> Your objective
Set out every line of the entries below as a numbered list, leaving out any blank lines.

Items from a dataset

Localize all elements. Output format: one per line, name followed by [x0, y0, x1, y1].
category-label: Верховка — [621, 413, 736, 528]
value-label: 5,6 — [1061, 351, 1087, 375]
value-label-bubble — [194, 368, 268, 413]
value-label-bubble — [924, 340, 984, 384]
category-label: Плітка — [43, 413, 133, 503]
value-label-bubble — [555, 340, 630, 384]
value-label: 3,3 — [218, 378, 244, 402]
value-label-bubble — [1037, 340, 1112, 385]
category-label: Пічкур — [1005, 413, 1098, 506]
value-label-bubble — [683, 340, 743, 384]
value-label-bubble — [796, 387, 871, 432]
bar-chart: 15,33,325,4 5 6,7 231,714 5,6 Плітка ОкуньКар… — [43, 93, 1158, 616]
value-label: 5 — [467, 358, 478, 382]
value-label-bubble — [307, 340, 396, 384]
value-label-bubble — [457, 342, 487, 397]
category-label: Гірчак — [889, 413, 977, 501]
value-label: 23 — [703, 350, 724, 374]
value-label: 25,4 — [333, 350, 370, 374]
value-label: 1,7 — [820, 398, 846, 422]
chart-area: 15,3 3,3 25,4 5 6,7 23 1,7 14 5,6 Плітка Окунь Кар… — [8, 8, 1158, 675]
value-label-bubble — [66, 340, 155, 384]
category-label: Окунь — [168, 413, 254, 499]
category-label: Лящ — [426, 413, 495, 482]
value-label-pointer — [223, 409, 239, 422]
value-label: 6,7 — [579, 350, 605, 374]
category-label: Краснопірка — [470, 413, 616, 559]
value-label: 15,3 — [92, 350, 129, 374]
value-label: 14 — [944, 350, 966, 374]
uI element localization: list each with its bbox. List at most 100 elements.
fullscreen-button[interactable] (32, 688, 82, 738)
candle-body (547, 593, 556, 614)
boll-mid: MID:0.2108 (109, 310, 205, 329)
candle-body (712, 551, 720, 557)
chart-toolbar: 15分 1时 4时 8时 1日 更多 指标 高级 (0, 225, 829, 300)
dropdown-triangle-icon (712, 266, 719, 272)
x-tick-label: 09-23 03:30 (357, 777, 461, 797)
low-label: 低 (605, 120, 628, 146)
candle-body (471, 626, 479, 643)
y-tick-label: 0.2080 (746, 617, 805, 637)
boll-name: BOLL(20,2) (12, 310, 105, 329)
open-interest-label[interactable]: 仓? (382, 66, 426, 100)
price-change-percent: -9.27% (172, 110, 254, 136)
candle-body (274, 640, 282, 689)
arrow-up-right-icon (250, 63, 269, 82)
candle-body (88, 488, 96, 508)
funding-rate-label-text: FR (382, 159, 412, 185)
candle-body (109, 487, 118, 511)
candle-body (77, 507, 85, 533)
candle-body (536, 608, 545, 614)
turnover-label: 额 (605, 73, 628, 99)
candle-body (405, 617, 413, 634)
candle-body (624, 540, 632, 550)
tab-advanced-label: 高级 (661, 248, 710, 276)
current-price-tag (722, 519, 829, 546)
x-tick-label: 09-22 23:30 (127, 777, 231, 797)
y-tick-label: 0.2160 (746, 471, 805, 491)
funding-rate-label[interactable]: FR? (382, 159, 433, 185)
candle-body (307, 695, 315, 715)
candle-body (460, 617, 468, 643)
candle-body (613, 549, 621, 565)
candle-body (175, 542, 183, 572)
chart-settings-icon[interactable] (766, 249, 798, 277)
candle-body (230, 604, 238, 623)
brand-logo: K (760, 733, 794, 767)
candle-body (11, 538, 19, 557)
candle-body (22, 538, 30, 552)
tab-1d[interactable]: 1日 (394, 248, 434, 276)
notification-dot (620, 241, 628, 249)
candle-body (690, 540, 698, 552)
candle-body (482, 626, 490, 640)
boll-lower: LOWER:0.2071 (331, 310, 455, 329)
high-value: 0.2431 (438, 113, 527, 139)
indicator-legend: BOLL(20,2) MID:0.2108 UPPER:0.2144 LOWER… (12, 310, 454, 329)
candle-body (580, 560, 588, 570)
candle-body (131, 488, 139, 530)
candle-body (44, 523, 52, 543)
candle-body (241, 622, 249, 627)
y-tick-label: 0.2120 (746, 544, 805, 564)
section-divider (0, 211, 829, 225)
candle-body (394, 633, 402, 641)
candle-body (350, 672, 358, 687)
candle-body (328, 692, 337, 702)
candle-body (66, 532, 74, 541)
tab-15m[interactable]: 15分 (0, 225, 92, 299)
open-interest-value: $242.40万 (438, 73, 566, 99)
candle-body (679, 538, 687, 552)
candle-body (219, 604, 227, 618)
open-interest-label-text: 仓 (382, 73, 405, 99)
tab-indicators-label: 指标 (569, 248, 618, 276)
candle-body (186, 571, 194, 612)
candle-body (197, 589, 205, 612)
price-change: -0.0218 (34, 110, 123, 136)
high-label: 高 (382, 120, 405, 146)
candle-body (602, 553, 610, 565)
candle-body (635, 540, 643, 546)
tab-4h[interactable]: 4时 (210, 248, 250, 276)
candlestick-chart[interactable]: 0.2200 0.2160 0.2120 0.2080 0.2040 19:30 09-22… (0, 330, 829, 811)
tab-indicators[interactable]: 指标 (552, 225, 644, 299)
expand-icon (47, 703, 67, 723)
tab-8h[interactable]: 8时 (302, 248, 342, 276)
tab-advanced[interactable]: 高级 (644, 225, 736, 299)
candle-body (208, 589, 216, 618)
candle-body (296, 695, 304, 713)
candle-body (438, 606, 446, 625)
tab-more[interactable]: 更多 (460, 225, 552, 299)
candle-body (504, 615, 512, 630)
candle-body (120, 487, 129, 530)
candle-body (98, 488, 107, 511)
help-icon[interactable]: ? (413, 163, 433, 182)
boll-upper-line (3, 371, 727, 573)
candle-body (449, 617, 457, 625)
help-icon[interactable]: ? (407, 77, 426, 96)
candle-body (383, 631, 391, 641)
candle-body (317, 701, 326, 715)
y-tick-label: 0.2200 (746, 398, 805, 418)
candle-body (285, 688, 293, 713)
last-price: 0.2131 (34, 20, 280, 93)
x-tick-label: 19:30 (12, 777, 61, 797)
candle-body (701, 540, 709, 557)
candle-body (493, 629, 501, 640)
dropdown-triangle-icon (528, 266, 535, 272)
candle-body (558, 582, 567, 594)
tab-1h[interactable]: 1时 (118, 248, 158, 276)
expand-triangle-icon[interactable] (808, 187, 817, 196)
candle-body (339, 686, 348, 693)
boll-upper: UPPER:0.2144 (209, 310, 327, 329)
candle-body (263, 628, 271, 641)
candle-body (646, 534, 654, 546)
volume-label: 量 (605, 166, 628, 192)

> Reply
1. Localize all elements. Output format: one per line, name followed by [x0, y0, x1, y1].
2. category-label: Верховка — [621, 413, 736, 528]
3. value-label: 5,6 — [1061, 351, 1087, 375]
4. value-label-bubble — [194, 368, 268, 413]
5. value-label-bubble — [924, 340, 984, 384]
6. category-label: Плітка — [43, 413, 133, 503]
7. value-label-bubble — [555, 340, 630, 384]
8. value-label: 3,3 — [218, 378, 244, 402]
9. value-label-bubble — [1037, 340, 1112, 385]
10. category-label: Пічкур — [1005, 413, 1098, 506]
11. value-label-bubble — [683, 340, 743, 384]
12. value-label-bubble — [796, 387, 871, 432]
13. bar-chart: 15,33,325,4 5 6,7 231,714 5,6 Плітка ОкуньКар… — [43, 93, 1158, 616]
14. value-label: 5 — [467, 358, 478, 382]
15. value-label-bubble — [307, 340, 396, 384]
16. value-label-bubble — [457, 342, 487, 397]
17. category-label: Гірчак — [889, 413, 977, 501]
18. value-label: 23 — [703, 350, 724, 374]
19. value-label: 25,4 — [333, 350, 370, 374]
20. value-label: 1,7 — [820, 398, 846, 422]
21. chart-area: 15,3 3,3 25,4 5 6,7 23 1,7 14 5,6 Плітка Окунь Кар… — [8, 8, 1158, 675]
22. value-label-bubble — [66, 340, 155, 384]
23. category-label: Окунь — [168, 413, 254, 499]
24. category-label: Лящ — [426, 413, 495, 482]
25. value-label-pointer — [223, 409, 239, 422]
26. value-label: 6,7 — [579, 350, 605, 374]
27. category-label: Краснопірка — [470, 413, 616, 559]
28. value-label: 15,3 — [92, 350, 129, 374]
29. value-label: 14 — [944, 350, 966, 374]
30. uI element localization: list each with its bbox. List at most 100 elements.
31. fullscreen-button[interactable] (32, 688, 82, 738)
32. candle-body (547, 593, 556, 614)
33. boll-mid: MID:0.2108 (109, 310, 205, 329)
34. candle-body (712, 551, 720, 557)
35. chart-toolbar: 15分 1时 4时 8时 1日 更多 指标 高级 (0, 225, 829, 300)
36. dropdown-triangle-icon (712, 266, 719, 272)
37. x-tick-label: 09-23 03:30 (357, 777, 461, 797)
38. low-label: 低 (605, 120, 628, 146)
39. candle-body (471, 626, 479, 643)
40. y-tick-label: 0.2080 (746, 617, 805, 637)
41. boll-name: BOLL(20,2) (12, 310, 105, 329)
42. open-interest-label[interactable]: 仓? (382, 66, 426, 100)
43. price-change-percent: -9.27% (172, 110, 254, 136)
44. candle-body (274, 640, 282, 689)
45. arrow-up-right-icon (250, 63, 269, 82)
46. candle-body (88, 488, 96, 508)
47. funding-rate-label-text: FR (382, 159, 412, 185)
48. candle-body (109, 487, 118, 511)
49. candle-body (77, 507, 85, 533)
50. candle-body (536, 608, 545, 614)
51. turnover-label: 额 (605, 73, 628, 99)
52. candle-body (405, 617, 413, 634)
53. candle-body (624, 540, 632, 550)
54. tab-advanced-label: 高级 (661, 248, 710, 276)
55. current-price-tag (722, 519, 829, 546)
56. x-tick-label: 09-22 23:30 (127, 777, 231, 797)
57. y-tick-label: 0.2160 (746, 471, 805, 491)
58. funding-rate-label[interactable]: FR? (382, 159, 433, 185)
59. candle-body (307, 695, 315, 715)
60. candle-body (460, 617, 468, 643)
61. candle-body (613, 549, 621, 565)
62. candle-body (175, 542, 183, 572)
63. chart-settings-icon[interactable] (766, 249, 798, 277)
64. candle-body (230, 604, 238, 623)
65. brand-logo: K (760, 733, 794, 767)
66. candle-body (11, 538, 19, 557)
67. candle-body (22, 538, 30, 552)
68. tab-1d[interactable]: 1日 (394, 248, 434, 276)
69. notification-dot (620, 241, 628, 249)
70. candle-body (690, 540, 698, 552)
71. candle-body (482, 626, 490, 640)
72. boll-lower: LOWER:0.2071 (331, 310, 455, 329)
73. high-value: 0.2431 (438, 113, 527, 139)
74. indicator-legend: BOLL(20,2) MID:0.2108 UPPER:0.2144 LOWER… (12, 310, 454, 329)
75. candle-body (580, 560, 588, 570)
76. candle-body (131, 488, 139, 530)
77. candle-body (44, 523, 52, 543)
78. candle-body (241, 622, 249, 627)
79. y-tick-label: 0.2120 (746, 544, 805, 564)
80. section-divider (0, 211, 829, 225)
81. candle-body (394, 633, 402, 641)
82. candle-body (350, 672, 358, 687)
83. candle-body (328, 692, 337, 702)
84. candle-body (66, 532, 74, 541)
85. tab-15m[interactable]: 15分 (0, 225, 92, 299)
86. open-interest-value: $242.40万 (438, 73, 566, 99)
87. candle-body (679, 538, 687, 552)
88. candle-body (219, 604, 227, 618)
89. open-interest-label-text: 仓 (382, 73, 405, 99)
90. tab-indicators-label: 指标 (569, 248, 618, 276)
91. candle-body (186, 571, 194, 612)
92. candle-body (197, 589, 205, 612)
93. price-change: -0.0218 (34, 110, 123, 136)
94. high-label: 高 (382, 120, 405, 146)
95. candle-body (602, 553, 610, 565)
96. candle-body (635, 540, 643, 546)
97. tab-4h[interactable]: 4时 (210, 248, 250, 276)
98. candlestick-chart[interactable]: 0.2200 0.2160 0.2120 0.2080 0.2040 19:30 09-22… (0, 330, 829, 811)
99. tab-indicators[interactable]: 指标 (552, 225, 644, 299)
100. expand-icon (47, 703, 67, 723)
101. tab-8h[interactable]: 8时 (302, 248, 342, 276)
102. tab-advanced[interactable]: 高级 (644, 225, 736, 299)
103. candle-body (208, 589, 216, 618)
104. candle-body (296, 695, 304, 713)
105. candle-body (438, 606, 446, 625)
106. tab-more[interactable]: 更多 (460, 225, 552, 299)
107. candle-body (504, 615, 512, 630)
108. candle-body (120, 487, 129, 530)
109. candle-body (98, 488, 107, 511)
110. help-icon[interactable]: ? (413, 163, 433, 182)
111. boll-upper-line (3, 371, 727, 573)
112. candle-body (449, 617, 457, 625)
113. help-icon[interactable]: ? (407, 77, 426, 96)
114. candle-body (383, 631, 391, 641)
115. candle-body (317, 701, 326, 715)
116. y-tick-label: 0.2200 (746, 398, 805, 418)
117. candle-body (285, 688, 293, 713)
118. last-price: 0.2131 (34, 20, 280, 93)
119. x-tick-label: 19:30 (12, 777, 61, 797)
120. candle-body (701, 540, 709, 557)
121. candle-body (493, 629, 501, 640)
122. dropdown-triangle-icon (528, 266, 535, 272)
123. candle-body (558, 582, 567, 594)
124. tab-1h[interactable]: 1时 (118, 248, 158, 276)
125. expand-triangle-icon[interactable] (808, 187, 817, 196)
126. candle-body (339, 686, 348, 693)
127. boll-upper: UPPER:0.2144 (209, 310, 327, 329)
128. candle-body (263, 628, 271, 641)
129. candle-body (646, 534, 654, 546)
130. volume-label: 量 (605, 166, 628, 192)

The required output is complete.